_Problem_
Scan the lines below; pull out those with "events".

_Material to process_
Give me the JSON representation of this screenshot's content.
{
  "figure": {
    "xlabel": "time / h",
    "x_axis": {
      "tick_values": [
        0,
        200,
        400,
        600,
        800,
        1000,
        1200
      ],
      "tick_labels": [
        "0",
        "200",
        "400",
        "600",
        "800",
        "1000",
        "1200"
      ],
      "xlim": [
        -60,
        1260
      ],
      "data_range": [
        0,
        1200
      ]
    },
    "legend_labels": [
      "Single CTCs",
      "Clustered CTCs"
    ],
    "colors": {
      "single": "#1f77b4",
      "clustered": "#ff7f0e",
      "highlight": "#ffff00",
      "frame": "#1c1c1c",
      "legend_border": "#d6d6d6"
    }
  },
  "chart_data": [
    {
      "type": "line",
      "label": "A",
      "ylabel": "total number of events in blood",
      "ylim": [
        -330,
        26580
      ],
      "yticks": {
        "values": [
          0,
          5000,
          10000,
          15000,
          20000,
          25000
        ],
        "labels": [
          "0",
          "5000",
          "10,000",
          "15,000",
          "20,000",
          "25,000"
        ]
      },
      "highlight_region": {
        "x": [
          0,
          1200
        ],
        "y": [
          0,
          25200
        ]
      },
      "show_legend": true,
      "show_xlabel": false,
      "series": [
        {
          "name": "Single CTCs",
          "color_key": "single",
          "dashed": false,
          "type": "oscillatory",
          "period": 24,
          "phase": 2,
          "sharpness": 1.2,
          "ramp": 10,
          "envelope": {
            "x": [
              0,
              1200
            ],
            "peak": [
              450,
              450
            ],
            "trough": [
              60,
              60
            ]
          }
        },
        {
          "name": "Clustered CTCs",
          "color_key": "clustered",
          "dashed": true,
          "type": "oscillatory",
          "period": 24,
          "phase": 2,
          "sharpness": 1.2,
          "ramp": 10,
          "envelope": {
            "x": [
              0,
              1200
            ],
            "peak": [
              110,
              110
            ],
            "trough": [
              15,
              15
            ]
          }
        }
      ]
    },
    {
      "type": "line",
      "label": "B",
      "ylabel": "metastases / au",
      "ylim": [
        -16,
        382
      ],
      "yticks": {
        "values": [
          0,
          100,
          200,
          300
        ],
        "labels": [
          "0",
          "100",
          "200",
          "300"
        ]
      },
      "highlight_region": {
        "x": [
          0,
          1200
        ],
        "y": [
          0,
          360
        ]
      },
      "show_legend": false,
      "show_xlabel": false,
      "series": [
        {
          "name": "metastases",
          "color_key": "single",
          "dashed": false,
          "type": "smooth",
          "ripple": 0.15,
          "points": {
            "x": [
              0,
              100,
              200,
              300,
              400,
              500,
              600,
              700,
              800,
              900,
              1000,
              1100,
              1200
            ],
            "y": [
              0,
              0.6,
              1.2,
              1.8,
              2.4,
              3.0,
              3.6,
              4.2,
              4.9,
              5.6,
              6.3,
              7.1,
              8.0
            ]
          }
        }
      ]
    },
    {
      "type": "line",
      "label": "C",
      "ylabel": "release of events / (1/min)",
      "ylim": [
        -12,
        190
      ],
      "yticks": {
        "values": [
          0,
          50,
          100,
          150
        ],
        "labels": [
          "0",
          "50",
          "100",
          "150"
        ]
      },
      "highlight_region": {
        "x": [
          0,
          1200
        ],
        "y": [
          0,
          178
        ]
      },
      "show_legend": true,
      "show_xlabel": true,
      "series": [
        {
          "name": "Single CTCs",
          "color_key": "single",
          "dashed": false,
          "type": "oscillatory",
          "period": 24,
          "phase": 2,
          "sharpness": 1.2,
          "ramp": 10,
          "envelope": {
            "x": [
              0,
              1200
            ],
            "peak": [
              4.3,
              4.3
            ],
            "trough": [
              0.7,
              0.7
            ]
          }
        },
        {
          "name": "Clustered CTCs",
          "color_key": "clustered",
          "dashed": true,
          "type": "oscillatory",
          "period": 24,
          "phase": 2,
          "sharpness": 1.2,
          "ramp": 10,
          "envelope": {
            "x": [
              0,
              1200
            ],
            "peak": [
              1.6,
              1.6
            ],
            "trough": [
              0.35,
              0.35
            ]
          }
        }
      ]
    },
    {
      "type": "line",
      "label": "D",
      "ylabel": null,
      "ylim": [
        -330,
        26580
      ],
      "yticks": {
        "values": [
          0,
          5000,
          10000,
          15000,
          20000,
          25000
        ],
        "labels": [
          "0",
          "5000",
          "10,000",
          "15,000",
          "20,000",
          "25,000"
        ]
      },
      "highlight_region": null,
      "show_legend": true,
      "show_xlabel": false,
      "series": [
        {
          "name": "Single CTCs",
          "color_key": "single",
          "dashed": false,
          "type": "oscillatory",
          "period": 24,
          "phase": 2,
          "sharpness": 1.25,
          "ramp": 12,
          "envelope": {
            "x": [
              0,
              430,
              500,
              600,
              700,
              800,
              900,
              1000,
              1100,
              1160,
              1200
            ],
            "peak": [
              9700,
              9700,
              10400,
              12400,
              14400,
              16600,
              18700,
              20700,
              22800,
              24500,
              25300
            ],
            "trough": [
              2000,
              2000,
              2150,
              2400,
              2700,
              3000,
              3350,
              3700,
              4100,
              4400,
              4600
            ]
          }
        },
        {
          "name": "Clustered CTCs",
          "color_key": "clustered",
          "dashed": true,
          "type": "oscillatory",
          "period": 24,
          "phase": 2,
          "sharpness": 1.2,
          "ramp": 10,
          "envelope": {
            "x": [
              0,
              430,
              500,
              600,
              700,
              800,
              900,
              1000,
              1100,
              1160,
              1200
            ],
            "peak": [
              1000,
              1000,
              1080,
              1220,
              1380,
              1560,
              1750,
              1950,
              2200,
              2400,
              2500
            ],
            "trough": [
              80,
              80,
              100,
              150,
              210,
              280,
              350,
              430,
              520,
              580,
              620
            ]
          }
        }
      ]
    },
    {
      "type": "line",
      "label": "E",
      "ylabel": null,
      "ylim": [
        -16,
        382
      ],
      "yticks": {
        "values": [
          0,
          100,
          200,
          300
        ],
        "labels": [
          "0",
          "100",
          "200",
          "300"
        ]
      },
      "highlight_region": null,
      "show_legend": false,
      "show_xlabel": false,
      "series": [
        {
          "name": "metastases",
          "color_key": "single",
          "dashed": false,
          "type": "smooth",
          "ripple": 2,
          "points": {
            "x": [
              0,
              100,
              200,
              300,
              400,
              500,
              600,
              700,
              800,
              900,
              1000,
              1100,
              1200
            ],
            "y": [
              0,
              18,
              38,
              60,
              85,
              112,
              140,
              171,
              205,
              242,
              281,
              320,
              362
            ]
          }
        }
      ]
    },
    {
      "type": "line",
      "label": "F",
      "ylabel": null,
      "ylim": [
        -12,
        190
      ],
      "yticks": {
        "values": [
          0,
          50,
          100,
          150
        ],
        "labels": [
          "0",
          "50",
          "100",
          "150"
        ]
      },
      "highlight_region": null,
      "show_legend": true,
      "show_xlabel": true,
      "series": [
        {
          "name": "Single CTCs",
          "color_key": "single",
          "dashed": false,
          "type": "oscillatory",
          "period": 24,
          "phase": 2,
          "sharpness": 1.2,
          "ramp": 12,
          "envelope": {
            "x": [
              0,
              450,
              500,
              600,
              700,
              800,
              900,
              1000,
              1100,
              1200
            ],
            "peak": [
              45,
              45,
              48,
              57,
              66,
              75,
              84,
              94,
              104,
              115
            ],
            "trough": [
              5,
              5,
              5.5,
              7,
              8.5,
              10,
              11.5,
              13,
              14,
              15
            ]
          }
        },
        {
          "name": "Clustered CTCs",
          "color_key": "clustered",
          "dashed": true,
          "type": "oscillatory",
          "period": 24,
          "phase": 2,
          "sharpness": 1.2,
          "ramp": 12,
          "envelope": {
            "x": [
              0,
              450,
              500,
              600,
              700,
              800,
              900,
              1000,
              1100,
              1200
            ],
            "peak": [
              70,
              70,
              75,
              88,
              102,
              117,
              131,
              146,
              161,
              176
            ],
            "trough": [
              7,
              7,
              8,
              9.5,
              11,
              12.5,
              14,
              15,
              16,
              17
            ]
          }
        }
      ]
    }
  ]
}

_Exercise answer_
      "ylabel": "total number of events in blood",
      "ylabel": "release of events / (1/min)",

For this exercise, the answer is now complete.